• _TASK INSTRUCTIONS_
Pick out each line containing the string "type" and copy it.

• _PROVIDED DATA_
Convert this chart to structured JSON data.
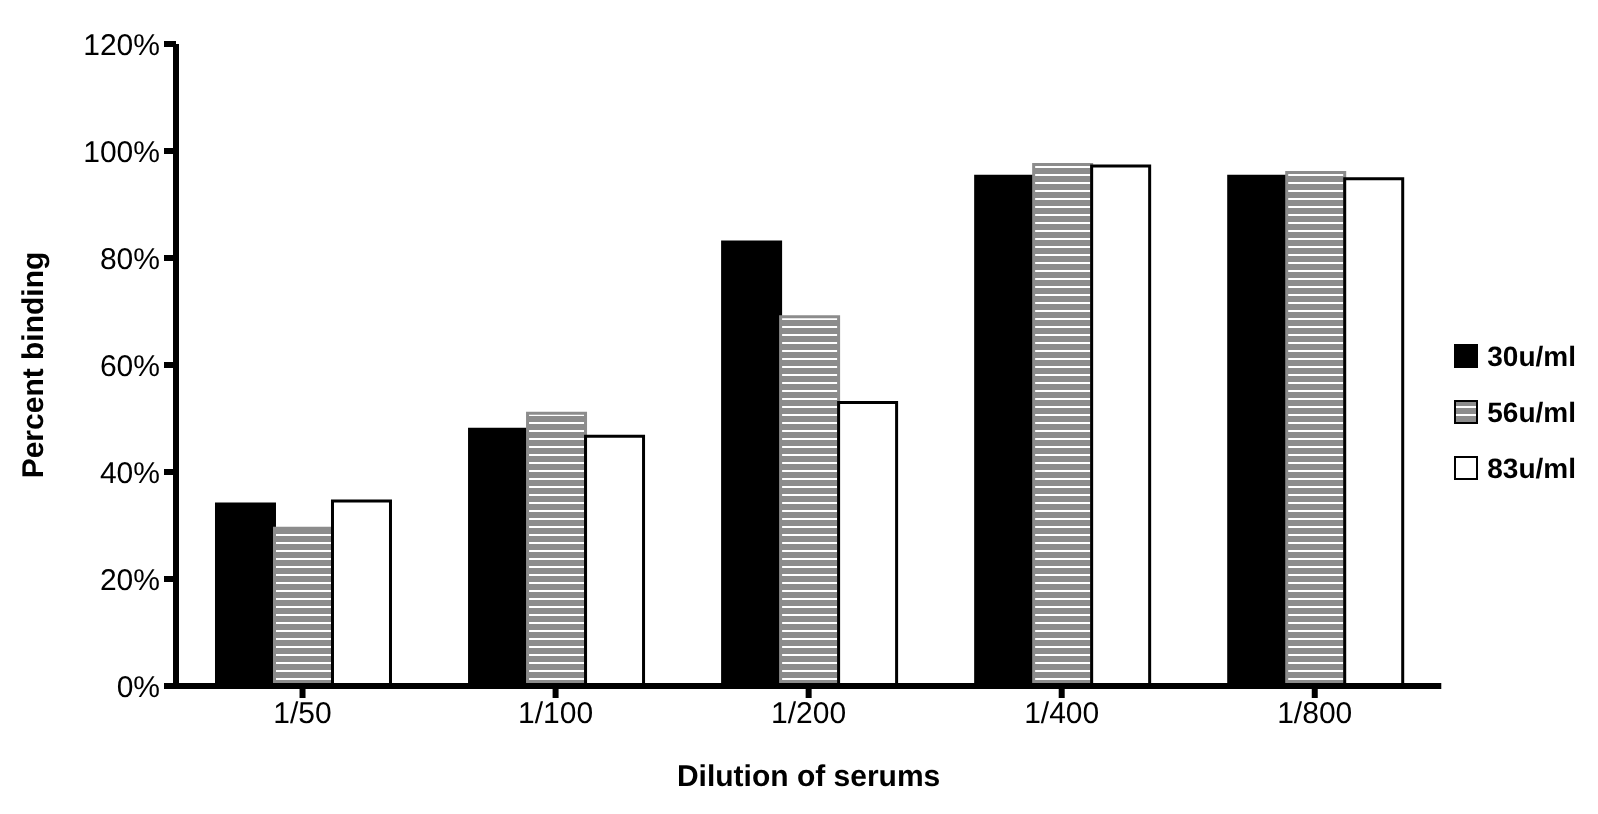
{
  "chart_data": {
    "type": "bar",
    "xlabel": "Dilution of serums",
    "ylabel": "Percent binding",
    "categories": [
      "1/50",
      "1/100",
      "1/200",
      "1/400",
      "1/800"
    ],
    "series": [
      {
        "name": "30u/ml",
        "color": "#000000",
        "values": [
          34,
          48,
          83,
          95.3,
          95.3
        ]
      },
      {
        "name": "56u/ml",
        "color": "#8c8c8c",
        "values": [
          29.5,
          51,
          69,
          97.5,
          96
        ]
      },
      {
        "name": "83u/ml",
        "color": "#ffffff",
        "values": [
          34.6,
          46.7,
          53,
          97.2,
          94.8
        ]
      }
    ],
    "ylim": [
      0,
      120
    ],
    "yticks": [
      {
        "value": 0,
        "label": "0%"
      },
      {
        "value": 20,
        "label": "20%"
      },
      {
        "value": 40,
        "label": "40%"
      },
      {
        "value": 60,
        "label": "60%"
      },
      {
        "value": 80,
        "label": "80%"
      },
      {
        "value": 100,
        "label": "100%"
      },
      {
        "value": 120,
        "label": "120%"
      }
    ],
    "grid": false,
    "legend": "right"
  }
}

...

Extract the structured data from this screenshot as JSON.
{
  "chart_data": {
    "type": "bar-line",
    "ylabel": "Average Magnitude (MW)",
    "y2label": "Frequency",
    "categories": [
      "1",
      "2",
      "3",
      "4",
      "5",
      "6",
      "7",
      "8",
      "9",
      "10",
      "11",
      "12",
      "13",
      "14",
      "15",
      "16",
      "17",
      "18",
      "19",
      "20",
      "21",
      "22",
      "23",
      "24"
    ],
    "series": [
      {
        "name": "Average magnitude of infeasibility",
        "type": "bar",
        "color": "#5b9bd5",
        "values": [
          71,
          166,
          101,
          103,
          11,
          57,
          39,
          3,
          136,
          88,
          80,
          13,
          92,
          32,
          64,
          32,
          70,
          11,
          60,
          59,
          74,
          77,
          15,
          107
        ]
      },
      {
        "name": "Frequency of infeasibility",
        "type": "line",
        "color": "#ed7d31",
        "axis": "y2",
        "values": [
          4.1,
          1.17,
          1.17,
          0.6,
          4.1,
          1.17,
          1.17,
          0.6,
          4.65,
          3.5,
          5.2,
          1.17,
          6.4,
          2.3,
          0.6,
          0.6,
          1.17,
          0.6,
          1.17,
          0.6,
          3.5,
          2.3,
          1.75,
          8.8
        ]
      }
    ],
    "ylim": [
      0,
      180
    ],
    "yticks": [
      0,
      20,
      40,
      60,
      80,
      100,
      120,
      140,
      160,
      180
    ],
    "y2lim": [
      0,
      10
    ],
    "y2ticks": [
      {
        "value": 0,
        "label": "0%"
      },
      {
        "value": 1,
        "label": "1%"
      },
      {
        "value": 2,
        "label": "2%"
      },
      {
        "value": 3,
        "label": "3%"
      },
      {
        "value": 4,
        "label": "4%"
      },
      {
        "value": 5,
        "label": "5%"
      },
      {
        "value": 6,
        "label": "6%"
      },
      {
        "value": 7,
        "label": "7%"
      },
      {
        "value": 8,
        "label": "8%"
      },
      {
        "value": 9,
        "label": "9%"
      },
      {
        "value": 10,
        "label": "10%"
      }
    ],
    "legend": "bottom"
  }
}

...

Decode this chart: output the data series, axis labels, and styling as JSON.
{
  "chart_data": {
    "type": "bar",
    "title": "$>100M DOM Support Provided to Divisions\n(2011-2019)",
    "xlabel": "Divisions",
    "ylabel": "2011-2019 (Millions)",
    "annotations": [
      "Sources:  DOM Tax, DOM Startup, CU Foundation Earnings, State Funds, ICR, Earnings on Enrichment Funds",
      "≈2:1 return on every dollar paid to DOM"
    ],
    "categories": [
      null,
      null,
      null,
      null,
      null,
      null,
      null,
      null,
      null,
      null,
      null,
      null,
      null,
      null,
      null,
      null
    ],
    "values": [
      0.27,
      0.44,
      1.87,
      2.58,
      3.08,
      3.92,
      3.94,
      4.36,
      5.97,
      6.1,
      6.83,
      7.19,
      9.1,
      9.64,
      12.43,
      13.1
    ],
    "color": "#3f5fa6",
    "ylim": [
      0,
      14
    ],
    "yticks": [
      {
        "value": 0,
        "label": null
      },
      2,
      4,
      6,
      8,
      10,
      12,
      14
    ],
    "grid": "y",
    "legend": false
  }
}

• _EXERCISE ANSWER_
    "type": "bar",
    "type": "bar-line",
        "type": "bar",
        "type": "line",
    "type": "bar",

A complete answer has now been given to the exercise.